## Begin Data lines
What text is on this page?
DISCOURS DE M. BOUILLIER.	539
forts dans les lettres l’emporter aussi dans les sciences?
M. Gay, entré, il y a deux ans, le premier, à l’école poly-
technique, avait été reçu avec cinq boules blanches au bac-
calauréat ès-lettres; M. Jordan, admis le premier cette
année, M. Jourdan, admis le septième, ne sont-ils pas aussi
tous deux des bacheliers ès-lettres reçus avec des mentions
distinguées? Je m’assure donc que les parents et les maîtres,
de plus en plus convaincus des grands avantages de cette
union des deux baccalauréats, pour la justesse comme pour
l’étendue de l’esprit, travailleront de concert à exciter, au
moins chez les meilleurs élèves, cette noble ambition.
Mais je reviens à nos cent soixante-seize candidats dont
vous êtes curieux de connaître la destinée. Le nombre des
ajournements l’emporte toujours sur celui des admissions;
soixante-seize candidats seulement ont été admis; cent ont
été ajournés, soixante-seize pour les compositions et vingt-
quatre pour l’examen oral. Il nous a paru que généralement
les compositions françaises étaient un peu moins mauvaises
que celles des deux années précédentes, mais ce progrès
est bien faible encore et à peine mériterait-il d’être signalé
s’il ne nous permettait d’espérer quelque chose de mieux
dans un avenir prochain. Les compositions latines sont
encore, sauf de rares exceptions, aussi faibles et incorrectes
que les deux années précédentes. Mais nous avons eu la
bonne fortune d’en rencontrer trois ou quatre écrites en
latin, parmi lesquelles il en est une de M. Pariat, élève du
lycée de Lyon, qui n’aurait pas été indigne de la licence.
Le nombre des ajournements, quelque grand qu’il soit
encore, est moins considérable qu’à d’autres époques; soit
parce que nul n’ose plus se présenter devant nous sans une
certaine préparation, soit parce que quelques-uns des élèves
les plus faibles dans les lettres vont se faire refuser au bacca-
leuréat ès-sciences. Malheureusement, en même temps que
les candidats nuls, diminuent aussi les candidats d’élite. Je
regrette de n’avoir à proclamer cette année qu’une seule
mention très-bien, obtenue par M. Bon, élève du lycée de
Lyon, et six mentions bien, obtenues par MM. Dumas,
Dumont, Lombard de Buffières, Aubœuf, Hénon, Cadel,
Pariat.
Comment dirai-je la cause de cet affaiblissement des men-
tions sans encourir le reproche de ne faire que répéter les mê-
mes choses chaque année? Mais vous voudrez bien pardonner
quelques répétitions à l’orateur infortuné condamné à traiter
## End Data lines
## Begin Data lines
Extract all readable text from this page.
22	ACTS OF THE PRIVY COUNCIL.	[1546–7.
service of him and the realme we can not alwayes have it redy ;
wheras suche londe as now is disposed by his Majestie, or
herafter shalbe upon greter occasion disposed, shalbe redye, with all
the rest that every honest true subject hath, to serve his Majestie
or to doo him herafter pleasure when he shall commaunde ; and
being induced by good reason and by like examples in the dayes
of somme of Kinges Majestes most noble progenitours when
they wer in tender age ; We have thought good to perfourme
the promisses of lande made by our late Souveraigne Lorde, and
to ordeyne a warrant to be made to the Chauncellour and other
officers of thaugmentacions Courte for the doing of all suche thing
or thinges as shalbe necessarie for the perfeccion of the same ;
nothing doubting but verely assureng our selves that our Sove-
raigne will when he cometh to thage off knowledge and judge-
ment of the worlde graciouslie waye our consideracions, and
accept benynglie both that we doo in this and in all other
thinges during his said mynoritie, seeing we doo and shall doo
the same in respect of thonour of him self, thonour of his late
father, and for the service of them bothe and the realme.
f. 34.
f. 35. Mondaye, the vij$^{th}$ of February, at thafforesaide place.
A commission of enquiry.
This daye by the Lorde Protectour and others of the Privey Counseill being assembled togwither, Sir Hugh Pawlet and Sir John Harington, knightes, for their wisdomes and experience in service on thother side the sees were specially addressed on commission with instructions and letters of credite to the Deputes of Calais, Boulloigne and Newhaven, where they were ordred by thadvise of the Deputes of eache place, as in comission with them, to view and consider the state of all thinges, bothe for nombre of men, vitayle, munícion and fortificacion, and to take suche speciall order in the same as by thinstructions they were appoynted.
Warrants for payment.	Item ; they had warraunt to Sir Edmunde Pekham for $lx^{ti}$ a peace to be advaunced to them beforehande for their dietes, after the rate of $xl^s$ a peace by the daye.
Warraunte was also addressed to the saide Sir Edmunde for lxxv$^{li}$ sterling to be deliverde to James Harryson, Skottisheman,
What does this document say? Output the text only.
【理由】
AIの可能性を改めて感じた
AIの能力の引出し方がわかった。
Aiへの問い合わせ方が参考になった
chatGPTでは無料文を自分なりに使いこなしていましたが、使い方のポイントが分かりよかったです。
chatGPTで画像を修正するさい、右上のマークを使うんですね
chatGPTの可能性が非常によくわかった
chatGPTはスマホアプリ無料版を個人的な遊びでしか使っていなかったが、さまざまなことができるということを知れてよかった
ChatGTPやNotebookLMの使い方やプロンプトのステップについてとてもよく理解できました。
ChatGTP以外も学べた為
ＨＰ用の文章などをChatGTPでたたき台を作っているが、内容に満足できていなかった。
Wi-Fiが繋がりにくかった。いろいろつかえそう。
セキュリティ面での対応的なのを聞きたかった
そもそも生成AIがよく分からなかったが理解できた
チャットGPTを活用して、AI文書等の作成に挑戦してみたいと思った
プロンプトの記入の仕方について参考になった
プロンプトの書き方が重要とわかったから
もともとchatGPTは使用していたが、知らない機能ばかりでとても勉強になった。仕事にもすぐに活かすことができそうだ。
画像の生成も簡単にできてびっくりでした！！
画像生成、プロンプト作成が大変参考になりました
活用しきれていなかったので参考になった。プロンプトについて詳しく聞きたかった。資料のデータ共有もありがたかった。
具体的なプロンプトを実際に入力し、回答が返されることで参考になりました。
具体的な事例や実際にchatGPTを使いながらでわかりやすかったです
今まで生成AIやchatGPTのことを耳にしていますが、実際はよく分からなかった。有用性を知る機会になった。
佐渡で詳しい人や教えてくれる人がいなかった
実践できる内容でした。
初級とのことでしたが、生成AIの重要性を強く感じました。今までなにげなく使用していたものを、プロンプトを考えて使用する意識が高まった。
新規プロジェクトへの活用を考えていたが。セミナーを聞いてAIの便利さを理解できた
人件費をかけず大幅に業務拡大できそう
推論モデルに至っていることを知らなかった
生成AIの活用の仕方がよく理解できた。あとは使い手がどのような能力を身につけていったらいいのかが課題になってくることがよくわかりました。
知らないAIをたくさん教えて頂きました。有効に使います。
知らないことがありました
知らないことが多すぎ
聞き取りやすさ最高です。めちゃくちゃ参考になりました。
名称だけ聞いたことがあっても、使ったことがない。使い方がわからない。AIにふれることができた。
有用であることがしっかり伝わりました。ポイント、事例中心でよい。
## End Data lines
Exercise requirements >> For each line above that contains the word "lycée", copy that line.

Result >>
lycée de Lyon, qui n’aurait pas été indigne de la licence.
mention très-bien, obtenue par M. Bon, élève du lycée de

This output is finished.